-- START OF Input for this task --
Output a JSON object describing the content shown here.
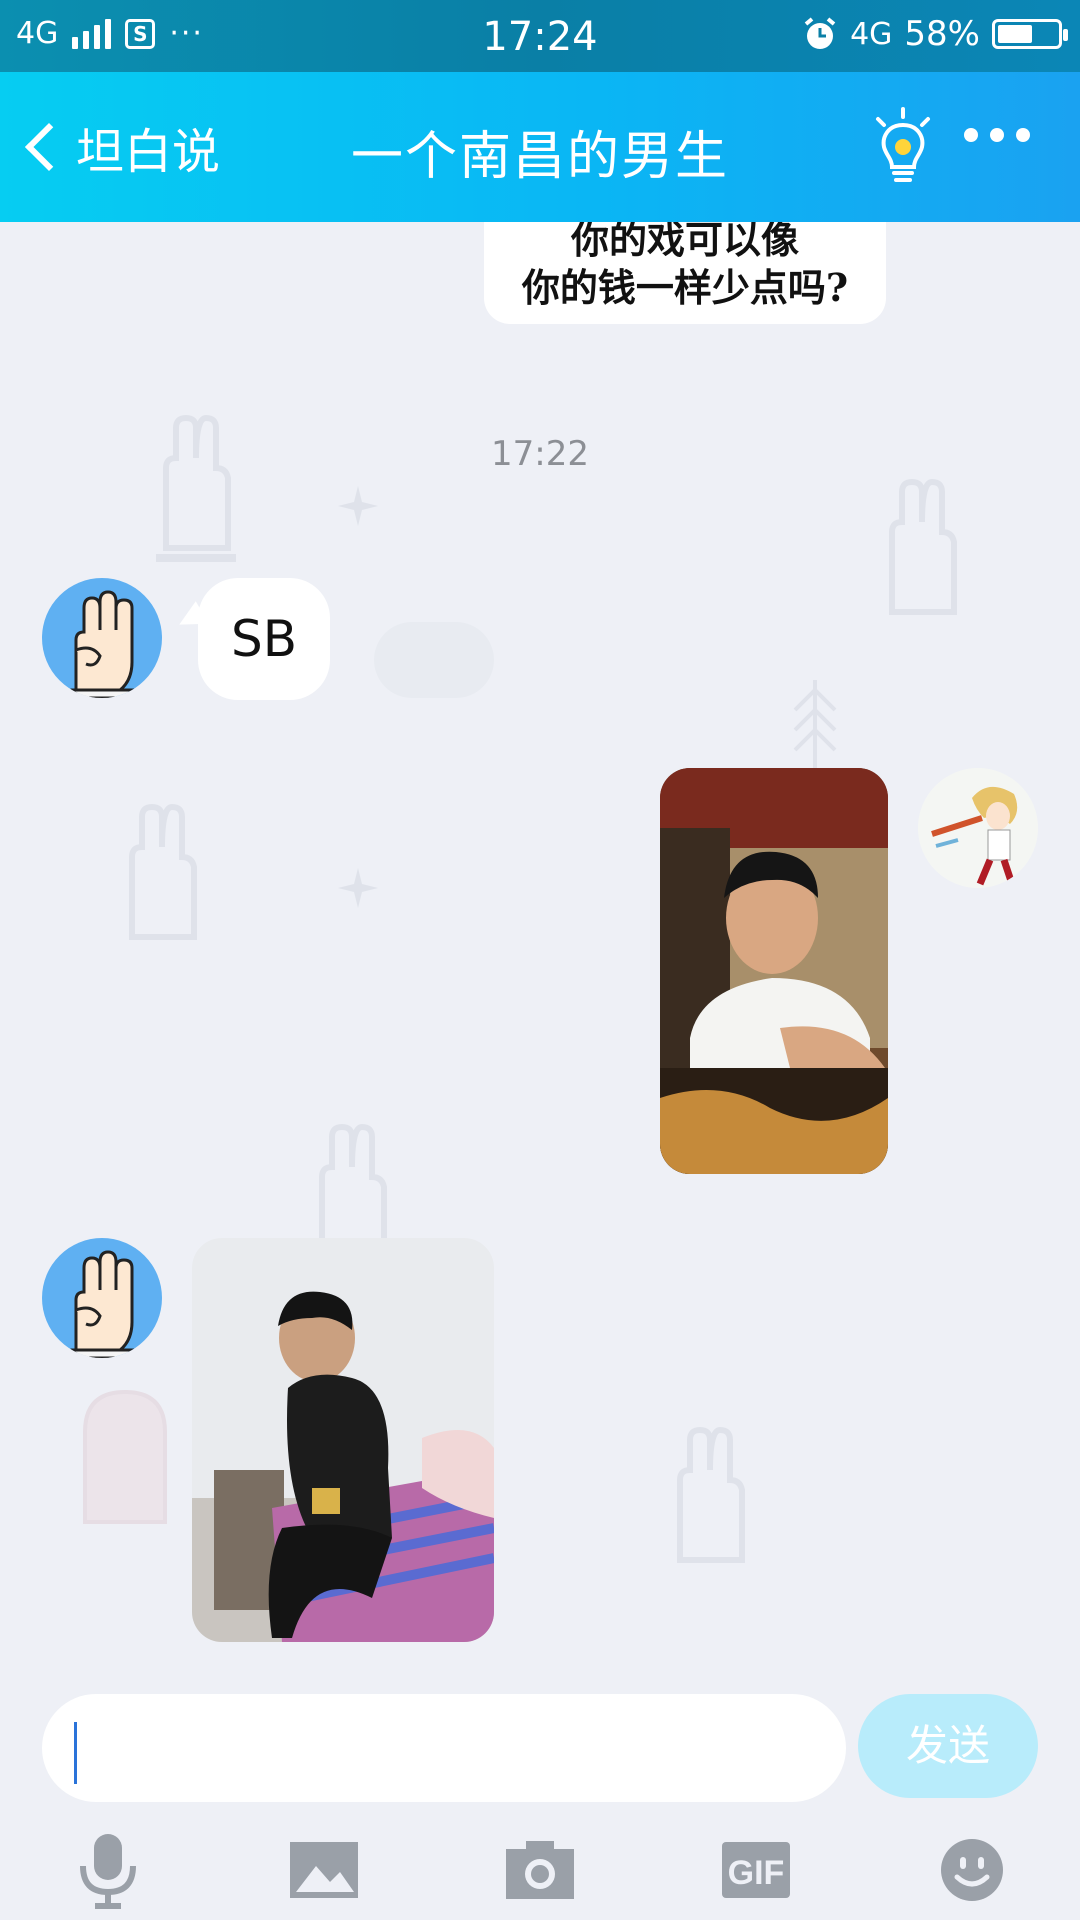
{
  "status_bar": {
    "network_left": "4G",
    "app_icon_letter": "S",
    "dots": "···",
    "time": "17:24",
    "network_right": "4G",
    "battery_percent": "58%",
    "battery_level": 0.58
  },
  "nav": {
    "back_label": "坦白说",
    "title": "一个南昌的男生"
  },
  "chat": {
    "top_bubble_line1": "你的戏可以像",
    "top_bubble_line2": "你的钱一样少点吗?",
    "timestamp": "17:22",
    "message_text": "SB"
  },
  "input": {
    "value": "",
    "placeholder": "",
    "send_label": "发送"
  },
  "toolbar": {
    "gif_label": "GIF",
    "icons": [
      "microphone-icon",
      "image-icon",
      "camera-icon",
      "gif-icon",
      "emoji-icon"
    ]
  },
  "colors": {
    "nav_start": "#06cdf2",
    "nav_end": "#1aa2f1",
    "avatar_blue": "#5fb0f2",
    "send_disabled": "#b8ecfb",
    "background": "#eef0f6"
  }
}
-- END OF Input for this task --
-- START OF Input for this task --
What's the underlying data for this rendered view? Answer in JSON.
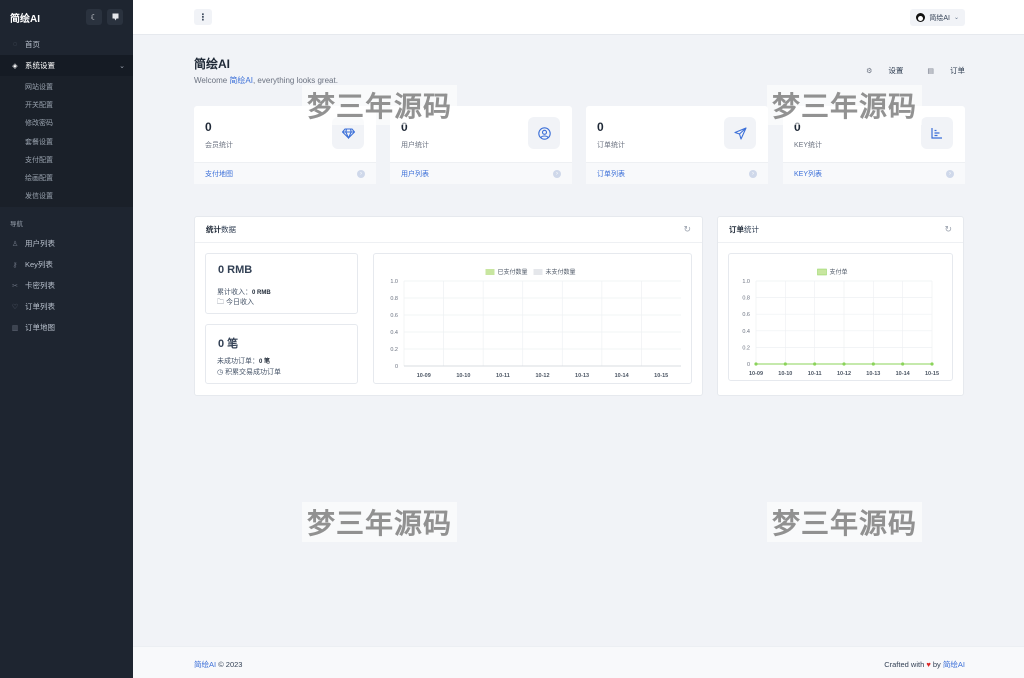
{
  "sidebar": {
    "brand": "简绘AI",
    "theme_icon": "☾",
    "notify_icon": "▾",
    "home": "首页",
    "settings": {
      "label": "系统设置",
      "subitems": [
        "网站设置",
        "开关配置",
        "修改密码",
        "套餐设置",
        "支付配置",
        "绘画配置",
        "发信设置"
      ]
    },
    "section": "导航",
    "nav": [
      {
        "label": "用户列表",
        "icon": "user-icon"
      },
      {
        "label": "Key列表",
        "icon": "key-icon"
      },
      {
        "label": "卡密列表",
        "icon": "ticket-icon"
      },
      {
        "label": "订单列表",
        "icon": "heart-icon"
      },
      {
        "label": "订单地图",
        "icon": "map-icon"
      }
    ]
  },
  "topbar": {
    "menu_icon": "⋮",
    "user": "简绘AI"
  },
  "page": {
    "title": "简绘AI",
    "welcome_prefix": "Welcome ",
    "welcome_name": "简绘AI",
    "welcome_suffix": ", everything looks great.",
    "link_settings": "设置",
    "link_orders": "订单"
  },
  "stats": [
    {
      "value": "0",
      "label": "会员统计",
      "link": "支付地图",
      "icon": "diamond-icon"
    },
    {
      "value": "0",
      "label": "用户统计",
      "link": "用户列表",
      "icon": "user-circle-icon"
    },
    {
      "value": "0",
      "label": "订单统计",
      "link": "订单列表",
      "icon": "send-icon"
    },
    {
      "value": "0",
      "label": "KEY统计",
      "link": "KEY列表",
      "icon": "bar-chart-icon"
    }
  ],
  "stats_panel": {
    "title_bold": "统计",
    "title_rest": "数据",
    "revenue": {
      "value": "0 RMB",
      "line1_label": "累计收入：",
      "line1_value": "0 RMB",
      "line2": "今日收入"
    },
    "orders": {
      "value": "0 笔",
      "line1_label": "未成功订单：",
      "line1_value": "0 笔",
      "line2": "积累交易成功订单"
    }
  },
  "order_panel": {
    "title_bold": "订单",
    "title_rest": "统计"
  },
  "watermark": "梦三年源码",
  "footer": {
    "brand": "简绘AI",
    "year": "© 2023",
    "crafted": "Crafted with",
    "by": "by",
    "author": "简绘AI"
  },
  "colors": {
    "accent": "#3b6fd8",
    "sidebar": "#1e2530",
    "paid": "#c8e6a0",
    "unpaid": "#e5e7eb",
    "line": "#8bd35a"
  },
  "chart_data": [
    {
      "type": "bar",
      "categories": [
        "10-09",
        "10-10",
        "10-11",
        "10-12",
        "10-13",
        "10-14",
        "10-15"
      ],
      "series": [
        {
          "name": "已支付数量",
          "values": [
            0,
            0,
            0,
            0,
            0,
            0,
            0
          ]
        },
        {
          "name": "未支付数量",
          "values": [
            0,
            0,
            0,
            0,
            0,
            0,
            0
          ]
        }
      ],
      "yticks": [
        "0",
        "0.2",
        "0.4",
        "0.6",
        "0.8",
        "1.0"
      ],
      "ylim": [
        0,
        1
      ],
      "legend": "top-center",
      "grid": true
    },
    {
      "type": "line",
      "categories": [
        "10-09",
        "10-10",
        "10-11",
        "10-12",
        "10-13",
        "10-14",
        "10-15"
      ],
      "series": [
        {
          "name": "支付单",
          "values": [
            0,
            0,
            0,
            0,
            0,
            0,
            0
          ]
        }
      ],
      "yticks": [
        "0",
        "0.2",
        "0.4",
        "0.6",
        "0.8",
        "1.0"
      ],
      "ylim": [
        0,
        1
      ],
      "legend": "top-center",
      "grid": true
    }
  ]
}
-- END OF Input for this task --
Given problem: Wherever the word "user" occurs in a line of the listing, copy that line.

Response to the task:
        "icon": "user-icon"
    "user": "简绘AI"
      "icon": "user-circle-icon"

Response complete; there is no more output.